** start **
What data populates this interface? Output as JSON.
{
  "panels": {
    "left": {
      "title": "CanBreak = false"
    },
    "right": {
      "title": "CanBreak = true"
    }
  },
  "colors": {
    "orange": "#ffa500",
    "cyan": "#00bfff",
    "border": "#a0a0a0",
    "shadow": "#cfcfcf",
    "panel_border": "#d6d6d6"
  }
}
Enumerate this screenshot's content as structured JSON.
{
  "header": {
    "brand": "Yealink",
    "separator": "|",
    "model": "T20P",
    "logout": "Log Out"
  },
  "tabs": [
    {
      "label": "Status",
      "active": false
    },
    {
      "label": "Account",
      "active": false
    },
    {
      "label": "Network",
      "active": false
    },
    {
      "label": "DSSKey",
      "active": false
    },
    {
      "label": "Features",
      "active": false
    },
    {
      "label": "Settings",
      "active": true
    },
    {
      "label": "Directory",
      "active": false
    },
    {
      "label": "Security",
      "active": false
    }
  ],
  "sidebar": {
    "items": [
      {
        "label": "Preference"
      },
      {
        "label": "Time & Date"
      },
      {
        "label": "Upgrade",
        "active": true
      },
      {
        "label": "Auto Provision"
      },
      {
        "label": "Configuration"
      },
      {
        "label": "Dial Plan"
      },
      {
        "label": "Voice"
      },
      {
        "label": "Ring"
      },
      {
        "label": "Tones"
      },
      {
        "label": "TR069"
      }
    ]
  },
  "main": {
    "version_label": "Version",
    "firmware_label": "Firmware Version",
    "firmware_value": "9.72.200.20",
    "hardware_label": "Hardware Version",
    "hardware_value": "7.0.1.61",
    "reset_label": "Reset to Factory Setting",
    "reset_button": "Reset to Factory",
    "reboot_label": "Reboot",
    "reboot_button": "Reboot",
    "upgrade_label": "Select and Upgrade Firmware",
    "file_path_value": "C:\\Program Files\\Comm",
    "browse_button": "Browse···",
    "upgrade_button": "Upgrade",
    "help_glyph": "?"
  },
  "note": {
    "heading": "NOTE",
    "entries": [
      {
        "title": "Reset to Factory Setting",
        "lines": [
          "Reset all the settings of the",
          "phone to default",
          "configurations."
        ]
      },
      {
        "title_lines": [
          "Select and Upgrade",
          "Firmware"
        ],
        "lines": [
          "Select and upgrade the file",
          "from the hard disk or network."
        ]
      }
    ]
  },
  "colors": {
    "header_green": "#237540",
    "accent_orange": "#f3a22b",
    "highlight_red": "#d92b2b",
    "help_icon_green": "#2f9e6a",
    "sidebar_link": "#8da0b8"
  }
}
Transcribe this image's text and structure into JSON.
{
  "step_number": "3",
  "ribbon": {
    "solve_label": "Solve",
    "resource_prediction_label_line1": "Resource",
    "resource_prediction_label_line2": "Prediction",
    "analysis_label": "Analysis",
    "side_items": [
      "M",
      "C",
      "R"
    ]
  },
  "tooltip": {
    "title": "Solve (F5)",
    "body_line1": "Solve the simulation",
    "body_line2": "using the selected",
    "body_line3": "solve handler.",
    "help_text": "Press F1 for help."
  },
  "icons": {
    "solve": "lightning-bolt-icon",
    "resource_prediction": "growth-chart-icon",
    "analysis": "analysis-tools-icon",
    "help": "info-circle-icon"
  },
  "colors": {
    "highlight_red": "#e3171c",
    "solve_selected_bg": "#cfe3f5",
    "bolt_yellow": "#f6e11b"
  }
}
** end **
## Your task
Reproduce the material exactly, with every line intact.

## Task solution
What data populates this interface? Output as JSON.
{
  "panels": {
    "left": {
      "title": "CanBreak = false"
    },
    "right": {
      "title": "CanBreak = true"
    }
  },
  "colors": {
    "orange": "#ffa500",
    "cyan": "#00bfff",
    "border": "#a0a0a0",
    "shadow": "#cfcfcf",
    "panel_border": "#d6d6d6"
  }
}
Enumerate this screenshot's content as structured JSON.
{
  "header": {
    "brand": "Yealink",
    "separator": "|",
    "model": "T20P",
    "logout": "Log Out"
  },
  "tabs": [
    {
      "label": "Status",
      "active": false
    },
    {
      "label": "Account",
      "active": false
    },
    {
      "label": "Network",
      "active": false
    },
    {
      "label": "DSSKey",
      "active": false
    },
    {
      "label": "Features",
      "active": false
    },
    {
      "label": "Settings",
      "active": true
    },
    {
      "label": "Directory",
      "active": false
    },
    {
      "label": "Security",
      "active": false
    }
  ],
  "sidebar": {
    "items": [
      {
        "label": "Preference"
      },
      {
        "label": "Time & Date"
      },
      {
        "label": "Upgrade",
        "active": true
      },
      {
        "label": "Auto Provision"
      },
      {
        "label": "Configuration"
      },
      {
        "label": "Dial Plan"
      },
      {
        "label": "Voice"
      },
      {
        "label": "Ring"
      },
      {
        "label": "Tones"
      },
      {
        "label": "TR069"
      }
    ]
  },
  "main": {
    "version_label": "Version",
    "firmware_label": "Firmware Version",
    "firmware_value": "9.72.200.20",
    "hardware_label": "Hardware Version",
    "hardware_value": "7.0.1.61",
    "reset_label": "Reset to Factory Setting",
    "reset_button": "Reset to Factory",
    "reboot_label": "Reboot",
    "reboot_button": "Reboot",
    "upgrade_label": "Select and Upgrade Firmware",
    "file_path_value": "C:\\Program Files\\Comm",
    "browse_button": "Browse···",
    "upgrade_button": "Upgrade",
    "help_glyph": "?"
  },
  "note": {
    "heading": "NOTE",
    "entries": [
      {
        "title": "Reset to Factory Setting",
        "lines": [
          "Reset all the settings of the",
          "phone to default",
          "configurations."
        ]
      },
      {
        "title_lines": [
          "Select and Upgrade",
          "Firmware"
        ],
        "lines": [
          "Select and upgrade the file",
          "from the hard disk or network."
        ]
      }
    ]
  },
  "colors": {
    "header_green": "#237540",
    "accent_orange": "#f3a22b",
    "highlight_red": "#d92b2b",
    "help_icon_green": "#2f9e6a",
    "sidebar_link": "#8da0b8"
  }
}
Transcribe this image's text and structure into JSON.
{
  "step_number": "3",
  "ribbon": {
    "solve_label": "Solve",
    "resource_prediction_label_line1": "Resource",
    "resource_prediction_label_line2": "Prediction",
    "analysis_label": "Analysis",
    "side_items": [
      "M",
      "C",
      "R"
    ]
  },
  "tooltip": {
    "title": "Solve (F5)",
    "body_line1": "Solve the simulation",
    "body_line2": "using the selected",
    "body_line3": "solve handler.",
    "help_text": "Press F1 for help."
  },
  "icons": {
    "solve": "lightning-bolt-icon",
    "resource_prediction": "growth-chart-icon",
    "analysis": "analysis-tools-icon",
    "help": "info-circle-icon"
  },
  "colors": {
    "highlight_red": "#e3171c",
    "solve_selected_bg": "#cfe3f5",
    "bolt_yellow": "#f6e11b"
  }
}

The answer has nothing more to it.